== DOCUMENT EXTRACT ==

Libya – gloomy forecasts
Libya is still monopolising most of the front pages today, and the general mood is gloomy. “The first blow is easy” warns Trouw. The initial air attack on Libya was successful, it says, but it wasn’t as difficult as the coming fight will be. The paper quotes an advisor of French President Nicolas Sarkozy: “It could turn into a long war”.

De Volkskrant accuses the “fragile coalition” of operating in a “messy and rash way”. It argues that Colonel Gaddafi’s threatening rhetoric against the people of Benghazi brought “Rwandan terror images” to mind and led to an impulsive decision for military action. The international coalition did not seem to know what it was beginning, and certainly not how the adventure would end.

Nrc.next agrees and quotes a retired British marine officer who says: “This could well become the next Iraq”. The paper informs its highly educated young readership that most politicians are sidestepping questions about what the final aim of the military intervention is. Will the rebels be given active help? At the moment, the paper argues, they are not strong enough militarily to bring down the Gaddafi regime themselves.

Helicopter rescue ‘leaked out’
Both De Telegraaf and AD also feature Libya on their front page but they both lead with the same very Dutch Libyan story. At the end of February, a helicopter was dispatched from a Dutch navy vessel in the Mediterranean to rescue a Dutch citizen from Libya where the situation was getting worse by the hour.

The expedition ended up a fiasco, with Gaddafi loyalists capturing the helicopter and its three-man crew. The Dutch government was forced to apologise to the Gaddafi regime for failing to ask permission to enter its air space. Ministers have now written to MPs explaining why it all went so horribly wrong.

== DATASET ==
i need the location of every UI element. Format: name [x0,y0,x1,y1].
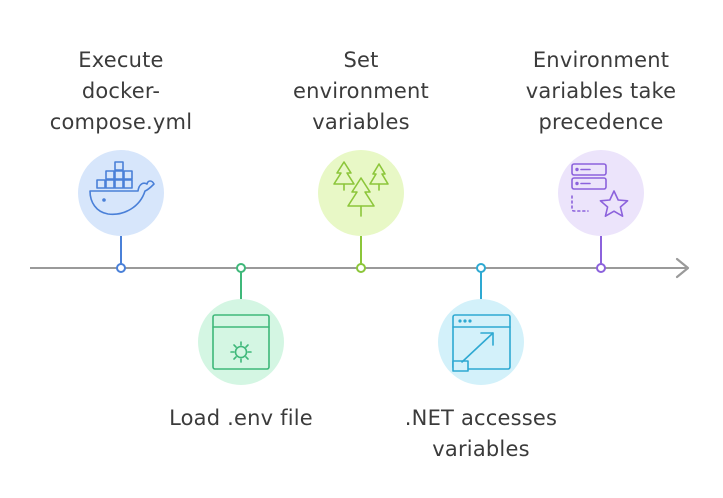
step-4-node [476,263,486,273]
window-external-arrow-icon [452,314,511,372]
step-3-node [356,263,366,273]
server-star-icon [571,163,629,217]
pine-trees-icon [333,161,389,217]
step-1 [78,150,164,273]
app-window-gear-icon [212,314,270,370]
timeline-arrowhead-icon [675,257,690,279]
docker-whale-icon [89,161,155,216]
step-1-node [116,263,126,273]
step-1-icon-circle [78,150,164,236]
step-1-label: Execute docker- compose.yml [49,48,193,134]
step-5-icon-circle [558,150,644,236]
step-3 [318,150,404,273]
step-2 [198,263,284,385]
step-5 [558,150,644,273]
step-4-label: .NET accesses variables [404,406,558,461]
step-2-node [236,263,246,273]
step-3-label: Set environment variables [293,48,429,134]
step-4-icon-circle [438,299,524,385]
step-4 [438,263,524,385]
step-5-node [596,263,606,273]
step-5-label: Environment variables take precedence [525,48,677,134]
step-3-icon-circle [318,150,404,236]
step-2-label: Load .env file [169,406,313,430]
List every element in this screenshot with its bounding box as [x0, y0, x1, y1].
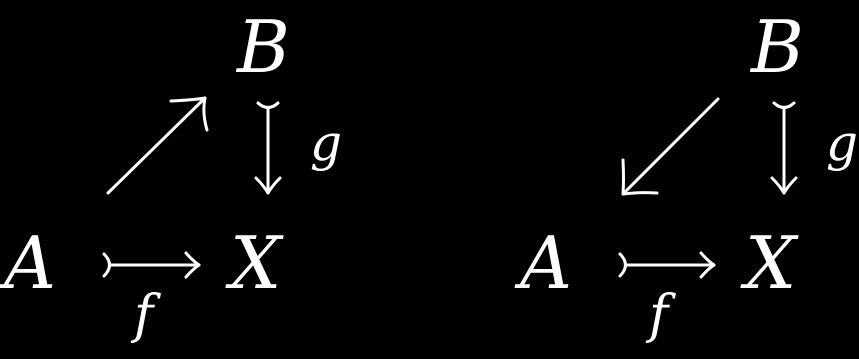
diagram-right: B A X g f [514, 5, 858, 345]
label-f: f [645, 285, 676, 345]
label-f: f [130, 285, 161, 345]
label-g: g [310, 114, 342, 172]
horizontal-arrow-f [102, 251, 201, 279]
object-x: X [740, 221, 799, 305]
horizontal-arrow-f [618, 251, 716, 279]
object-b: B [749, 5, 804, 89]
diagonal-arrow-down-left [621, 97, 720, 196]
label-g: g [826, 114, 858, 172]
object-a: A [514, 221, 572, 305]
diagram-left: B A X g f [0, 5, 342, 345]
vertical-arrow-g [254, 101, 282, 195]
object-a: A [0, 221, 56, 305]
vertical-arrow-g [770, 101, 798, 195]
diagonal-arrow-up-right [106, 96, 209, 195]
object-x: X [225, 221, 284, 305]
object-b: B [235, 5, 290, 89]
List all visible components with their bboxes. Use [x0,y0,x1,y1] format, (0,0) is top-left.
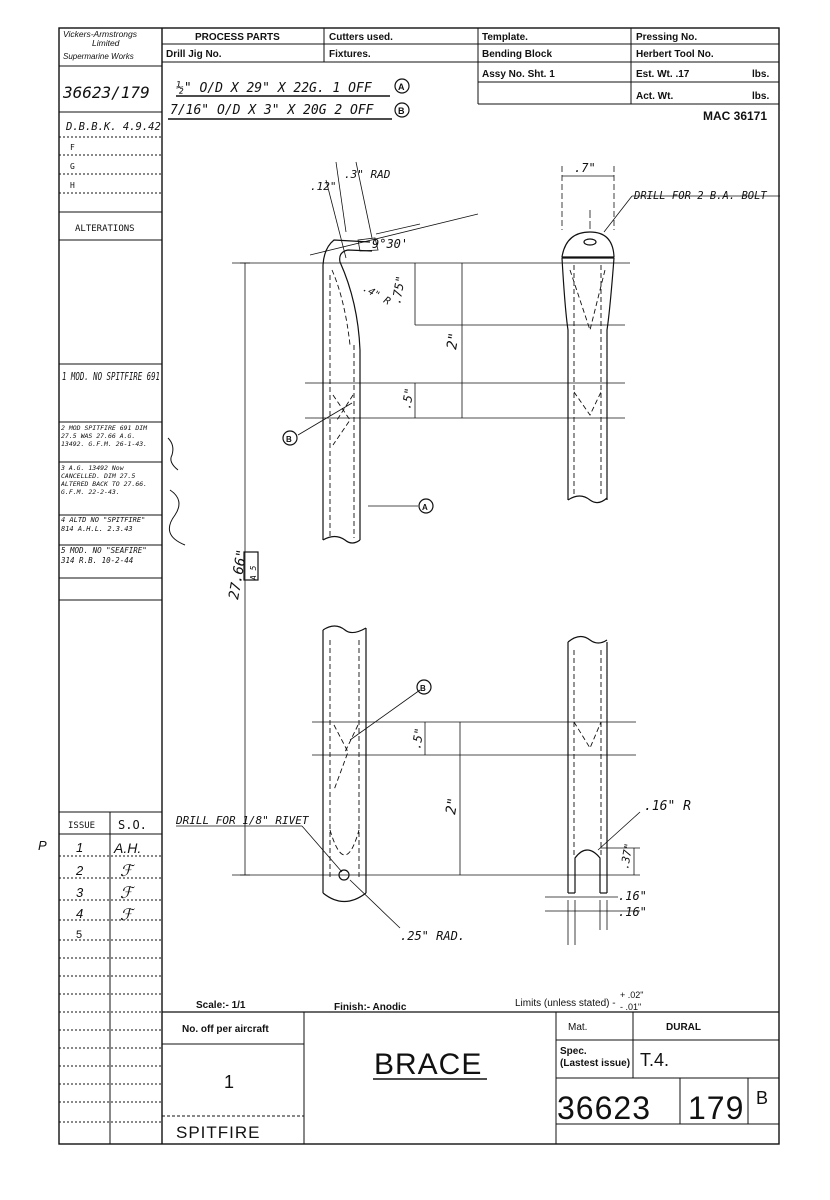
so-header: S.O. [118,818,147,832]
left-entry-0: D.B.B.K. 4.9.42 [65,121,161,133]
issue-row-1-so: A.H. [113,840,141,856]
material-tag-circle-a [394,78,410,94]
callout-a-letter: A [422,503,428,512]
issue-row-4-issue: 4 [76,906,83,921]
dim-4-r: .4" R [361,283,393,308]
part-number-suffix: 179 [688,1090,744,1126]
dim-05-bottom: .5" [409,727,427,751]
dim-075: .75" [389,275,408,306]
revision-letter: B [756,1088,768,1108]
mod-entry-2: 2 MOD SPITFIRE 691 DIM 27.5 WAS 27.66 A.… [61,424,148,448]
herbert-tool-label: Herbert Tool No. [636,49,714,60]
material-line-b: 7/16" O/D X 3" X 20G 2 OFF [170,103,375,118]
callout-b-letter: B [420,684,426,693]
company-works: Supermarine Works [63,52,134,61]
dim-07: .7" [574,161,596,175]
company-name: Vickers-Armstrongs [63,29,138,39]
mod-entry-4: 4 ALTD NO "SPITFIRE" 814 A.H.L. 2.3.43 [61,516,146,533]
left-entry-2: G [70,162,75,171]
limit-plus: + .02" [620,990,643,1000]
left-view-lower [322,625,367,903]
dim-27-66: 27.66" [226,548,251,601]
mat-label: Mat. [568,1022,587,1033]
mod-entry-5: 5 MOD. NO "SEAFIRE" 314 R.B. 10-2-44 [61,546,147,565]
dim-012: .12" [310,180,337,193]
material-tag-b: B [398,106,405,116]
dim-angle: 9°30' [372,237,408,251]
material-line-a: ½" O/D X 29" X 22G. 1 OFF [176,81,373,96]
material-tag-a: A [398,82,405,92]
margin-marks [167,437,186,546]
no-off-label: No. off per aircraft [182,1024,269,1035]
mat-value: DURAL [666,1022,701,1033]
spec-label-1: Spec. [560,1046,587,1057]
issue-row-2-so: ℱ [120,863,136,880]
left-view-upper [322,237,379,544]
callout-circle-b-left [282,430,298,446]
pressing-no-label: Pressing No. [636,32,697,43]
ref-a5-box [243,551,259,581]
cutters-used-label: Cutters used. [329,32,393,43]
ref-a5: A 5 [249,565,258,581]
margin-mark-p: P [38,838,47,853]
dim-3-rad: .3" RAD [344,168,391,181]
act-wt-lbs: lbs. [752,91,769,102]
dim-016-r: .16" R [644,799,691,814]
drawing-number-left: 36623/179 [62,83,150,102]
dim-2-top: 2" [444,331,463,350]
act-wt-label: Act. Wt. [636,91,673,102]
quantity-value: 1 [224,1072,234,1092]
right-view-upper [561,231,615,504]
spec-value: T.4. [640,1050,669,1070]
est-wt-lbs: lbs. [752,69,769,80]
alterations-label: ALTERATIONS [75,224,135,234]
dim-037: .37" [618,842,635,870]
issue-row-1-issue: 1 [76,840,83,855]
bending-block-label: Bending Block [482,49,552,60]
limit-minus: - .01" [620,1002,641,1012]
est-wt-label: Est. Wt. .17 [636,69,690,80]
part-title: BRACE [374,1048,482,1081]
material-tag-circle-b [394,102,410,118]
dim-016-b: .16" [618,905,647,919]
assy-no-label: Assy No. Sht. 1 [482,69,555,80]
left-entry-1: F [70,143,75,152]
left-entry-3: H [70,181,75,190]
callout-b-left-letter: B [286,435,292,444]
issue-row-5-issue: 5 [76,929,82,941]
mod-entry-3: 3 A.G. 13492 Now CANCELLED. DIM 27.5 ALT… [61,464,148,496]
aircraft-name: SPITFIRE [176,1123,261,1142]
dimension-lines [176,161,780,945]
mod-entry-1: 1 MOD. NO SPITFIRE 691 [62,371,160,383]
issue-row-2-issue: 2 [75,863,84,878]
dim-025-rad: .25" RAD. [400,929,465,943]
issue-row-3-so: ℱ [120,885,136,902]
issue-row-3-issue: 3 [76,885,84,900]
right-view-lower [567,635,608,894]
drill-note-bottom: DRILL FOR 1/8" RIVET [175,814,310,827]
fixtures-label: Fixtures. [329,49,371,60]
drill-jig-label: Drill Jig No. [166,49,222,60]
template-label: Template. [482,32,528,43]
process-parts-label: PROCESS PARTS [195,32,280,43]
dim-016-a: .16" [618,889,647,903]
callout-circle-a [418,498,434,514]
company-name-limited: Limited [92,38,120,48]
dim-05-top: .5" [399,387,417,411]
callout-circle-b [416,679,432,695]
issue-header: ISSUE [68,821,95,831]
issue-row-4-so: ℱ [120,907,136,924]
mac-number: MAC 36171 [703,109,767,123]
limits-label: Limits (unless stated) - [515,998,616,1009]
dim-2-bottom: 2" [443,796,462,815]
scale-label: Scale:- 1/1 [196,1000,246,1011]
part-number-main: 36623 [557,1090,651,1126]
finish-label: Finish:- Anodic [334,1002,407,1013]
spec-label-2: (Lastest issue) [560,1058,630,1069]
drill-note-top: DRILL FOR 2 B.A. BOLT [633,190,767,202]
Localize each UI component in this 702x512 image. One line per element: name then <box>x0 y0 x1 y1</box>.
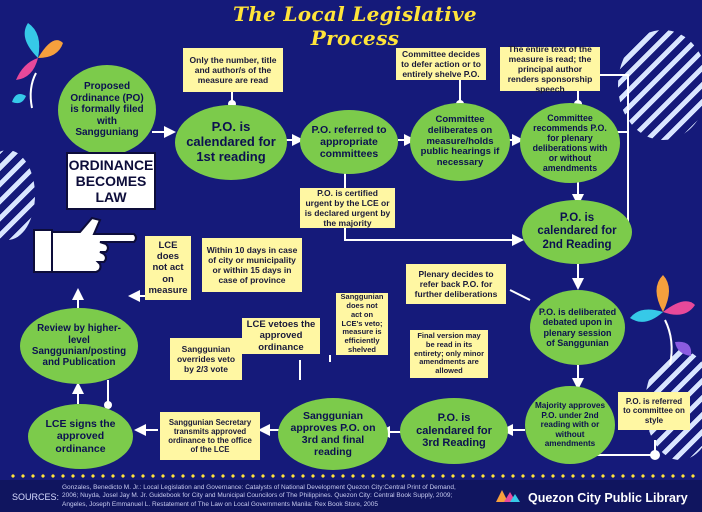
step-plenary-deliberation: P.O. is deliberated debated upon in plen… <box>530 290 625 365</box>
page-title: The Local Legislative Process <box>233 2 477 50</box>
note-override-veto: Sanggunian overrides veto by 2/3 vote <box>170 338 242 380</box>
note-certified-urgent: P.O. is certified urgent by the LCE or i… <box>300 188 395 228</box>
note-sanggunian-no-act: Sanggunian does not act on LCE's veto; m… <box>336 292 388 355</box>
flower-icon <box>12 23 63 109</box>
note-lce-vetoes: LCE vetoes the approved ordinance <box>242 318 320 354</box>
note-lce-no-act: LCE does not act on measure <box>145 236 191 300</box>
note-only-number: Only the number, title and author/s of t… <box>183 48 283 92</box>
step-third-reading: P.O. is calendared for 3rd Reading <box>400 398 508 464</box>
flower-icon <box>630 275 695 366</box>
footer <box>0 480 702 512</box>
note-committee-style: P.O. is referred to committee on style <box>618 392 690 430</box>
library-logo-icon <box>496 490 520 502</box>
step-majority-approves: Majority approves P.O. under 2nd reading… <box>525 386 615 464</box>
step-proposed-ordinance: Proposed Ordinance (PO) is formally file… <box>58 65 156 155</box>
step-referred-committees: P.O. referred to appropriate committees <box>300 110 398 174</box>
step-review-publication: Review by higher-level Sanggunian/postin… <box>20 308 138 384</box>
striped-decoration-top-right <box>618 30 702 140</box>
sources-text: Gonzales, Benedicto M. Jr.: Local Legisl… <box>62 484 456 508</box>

== WHAT TO PRODUCE ==
Repeat the press review's text word for word, starting with "Helicopter rescue ‘leaked" and going on through "by the hour.".

== EXERCISE ANSWER ==
Helicopter rescue ‘leaked out’
Both De Telegraaf and AD also feature Libya on their front page but they both lead with the same very Dutch Libyan story. At the end of February, a helicopter was dispatched from a Dutch navy vessel in the Mediterranean to rescue a Dutch citizen from Libya where the situation was getting worse by the hour.